What to produce —
Wherever the word "B与C不相似" turns up in a line of the entries, copy that line.

[Collected data]

§ §

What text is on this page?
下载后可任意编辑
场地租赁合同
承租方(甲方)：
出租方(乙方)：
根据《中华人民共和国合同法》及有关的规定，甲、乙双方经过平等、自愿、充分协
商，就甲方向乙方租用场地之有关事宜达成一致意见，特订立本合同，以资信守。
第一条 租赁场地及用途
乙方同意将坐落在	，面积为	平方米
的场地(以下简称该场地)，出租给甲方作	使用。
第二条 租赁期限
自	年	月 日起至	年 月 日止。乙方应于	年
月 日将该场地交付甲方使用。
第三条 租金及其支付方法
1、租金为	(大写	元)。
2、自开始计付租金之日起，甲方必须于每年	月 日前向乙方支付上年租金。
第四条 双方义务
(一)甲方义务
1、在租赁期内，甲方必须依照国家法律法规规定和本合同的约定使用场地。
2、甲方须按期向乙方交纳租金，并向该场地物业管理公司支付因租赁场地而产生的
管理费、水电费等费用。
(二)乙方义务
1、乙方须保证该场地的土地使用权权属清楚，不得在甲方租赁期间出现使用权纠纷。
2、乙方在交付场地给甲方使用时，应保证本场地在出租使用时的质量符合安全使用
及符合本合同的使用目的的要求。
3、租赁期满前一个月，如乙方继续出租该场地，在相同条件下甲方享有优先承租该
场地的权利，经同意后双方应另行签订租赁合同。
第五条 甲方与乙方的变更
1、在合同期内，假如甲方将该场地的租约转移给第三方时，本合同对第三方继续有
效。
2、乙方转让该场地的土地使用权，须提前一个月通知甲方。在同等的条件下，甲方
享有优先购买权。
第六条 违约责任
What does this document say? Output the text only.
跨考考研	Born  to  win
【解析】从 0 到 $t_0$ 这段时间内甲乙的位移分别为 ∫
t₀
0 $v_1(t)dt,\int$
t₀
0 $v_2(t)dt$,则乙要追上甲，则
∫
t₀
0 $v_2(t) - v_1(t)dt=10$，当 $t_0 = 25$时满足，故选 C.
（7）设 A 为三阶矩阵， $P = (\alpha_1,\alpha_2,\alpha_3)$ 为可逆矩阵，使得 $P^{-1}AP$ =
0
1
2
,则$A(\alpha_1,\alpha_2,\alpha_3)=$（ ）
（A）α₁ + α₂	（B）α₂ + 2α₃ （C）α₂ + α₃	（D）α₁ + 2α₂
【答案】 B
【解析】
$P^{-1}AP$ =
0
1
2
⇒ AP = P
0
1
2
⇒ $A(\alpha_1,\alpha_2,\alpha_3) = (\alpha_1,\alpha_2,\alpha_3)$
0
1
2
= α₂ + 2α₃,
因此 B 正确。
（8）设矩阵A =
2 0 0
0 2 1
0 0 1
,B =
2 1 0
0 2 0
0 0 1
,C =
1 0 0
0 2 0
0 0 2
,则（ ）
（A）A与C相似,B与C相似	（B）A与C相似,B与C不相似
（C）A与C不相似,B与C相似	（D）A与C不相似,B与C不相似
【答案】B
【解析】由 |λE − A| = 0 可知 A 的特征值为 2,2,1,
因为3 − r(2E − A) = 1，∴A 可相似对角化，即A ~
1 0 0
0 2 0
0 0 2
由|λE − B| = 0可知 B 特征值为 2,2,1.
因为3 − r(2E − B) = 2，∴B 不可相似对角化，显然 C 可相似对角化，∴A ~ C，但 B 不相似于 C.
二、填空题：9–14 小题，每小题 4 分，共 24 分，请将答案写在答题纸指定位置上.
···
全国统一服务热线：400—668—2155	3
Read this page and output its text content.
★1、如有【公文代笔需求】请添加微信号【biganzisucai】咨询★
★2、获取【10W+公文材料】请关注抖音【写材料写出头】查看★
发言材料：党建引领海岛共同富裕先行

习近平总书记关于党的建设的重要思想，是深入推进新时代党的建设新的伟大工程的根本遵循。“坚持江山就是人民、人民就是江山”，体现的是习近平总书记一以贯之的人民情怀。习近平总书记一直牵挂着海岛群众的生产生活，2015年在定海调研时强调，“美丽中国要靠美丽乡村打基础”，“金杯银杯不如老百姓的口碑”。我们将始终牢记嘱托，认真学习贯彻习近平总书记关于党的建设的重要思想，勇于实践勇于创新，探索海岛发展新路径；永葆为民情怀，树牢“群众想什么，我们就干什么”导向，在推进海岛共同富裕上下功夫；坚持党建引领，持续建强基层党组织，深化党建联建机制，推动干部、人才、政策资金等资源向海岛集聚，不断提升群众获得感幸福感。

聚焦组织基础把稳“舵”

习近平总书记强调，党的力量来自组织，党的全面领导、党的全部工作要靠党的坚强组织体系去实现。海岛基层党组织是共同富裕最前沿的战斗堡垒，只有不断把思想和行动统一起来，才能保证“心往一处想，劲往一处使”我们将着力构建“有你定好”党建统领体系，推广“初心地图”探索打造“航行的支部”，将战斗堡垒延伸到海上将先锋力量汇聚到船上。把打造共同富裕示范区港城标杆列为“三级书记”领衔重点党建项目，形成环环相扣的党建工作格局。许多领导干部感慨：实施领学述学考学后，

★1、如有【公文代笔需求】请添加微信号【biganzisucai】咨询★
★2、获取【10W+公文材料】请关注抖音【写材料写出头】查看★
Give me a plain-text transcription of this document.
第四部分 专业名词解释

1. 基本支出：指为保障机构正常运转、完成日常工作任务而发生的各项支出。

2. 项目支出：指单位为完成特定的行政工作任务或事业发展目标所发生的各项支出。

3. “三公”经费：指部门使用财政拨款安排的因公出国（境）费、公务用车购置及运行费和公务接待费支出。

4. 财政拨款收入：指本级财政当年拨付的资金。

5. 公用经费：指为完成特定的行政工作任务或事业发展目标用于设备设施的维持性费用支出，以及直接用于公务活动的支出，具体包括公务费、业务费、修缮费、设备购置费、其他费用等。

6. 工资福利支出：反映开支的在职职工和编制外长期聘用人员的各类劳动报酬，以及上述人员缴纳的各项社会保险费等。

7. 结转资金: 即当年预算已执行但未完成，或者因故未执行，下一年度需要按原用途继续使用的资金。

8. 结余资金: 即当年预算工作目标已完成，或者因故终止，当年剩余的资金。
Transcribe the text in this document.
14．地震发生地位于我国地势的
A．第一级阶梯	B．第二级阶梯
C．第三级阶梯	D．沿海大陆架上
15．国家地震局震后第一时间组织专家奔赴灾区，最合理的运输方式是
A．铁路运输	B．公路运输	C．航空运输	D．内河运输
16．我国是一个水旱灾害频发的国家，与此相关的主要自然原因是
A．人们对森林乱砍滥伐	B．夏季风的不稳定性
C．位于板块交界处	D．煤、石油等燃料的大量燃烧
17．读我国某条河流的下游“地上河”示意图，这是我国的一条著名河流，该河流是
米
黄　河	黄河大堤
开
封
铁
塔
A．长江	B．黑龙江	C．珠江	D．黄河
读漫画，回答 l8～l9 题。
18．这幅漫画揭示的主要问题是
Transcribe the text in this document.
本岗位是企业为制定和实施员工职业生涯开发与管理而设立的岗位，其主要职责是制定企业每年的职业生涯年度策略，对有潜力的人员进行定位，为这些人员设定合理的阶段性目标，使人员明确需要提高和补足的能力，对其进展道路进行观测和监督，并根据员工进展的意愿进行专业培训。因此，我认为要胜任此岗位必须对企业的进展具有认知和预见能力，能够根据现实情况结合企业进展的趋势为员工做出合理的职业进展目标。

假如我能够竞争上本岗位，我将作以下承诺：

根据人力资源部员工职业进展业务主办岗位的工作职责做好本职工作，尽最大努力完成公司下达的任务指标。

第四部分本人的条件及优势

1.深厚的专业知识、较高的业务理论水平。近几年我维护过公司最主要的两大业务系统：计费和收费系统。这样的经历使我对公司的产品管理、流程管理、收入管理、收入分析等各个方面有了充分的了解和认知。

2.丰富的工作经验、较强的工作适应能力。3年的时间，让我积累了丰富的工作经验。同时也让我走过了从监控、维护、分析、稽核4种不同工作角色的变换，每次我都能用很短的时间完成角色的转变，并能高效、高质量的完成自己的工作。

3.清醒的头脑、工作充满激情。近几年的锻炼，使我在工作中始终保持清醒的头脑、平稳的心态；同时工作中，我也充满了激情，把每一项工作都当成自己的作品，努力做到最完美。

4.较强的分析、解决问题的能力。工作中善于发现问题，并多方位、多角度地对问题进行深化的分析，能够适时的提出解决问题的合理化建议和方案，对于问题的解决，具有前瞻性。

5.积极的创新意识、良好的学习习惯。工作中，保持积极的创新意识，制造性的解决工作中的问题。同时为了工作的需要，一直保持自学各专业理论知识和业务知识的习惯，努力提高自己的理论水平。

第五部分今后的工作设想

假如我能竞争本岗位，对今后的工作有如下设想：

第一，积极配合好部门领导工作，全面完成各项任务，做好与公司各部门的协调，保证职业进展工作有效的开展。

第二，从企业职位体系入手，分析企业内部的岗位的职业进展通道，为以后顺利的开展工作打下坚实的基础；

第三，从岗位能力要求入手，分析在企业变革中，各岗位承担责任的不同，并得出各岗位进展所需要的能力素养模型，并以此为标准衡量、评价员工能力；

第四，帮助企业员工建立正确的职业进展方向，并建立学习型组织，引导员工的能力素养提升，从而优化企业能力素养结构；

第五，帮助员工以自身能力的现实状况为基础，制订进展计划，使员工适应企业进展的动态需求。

§ §

Response to this task —
（A）A与C相似,B与C相似	（B）A与C相似,B与C不相似
（C）A与C不相似,B与C相似	（D）A与C不相似,B与C不相似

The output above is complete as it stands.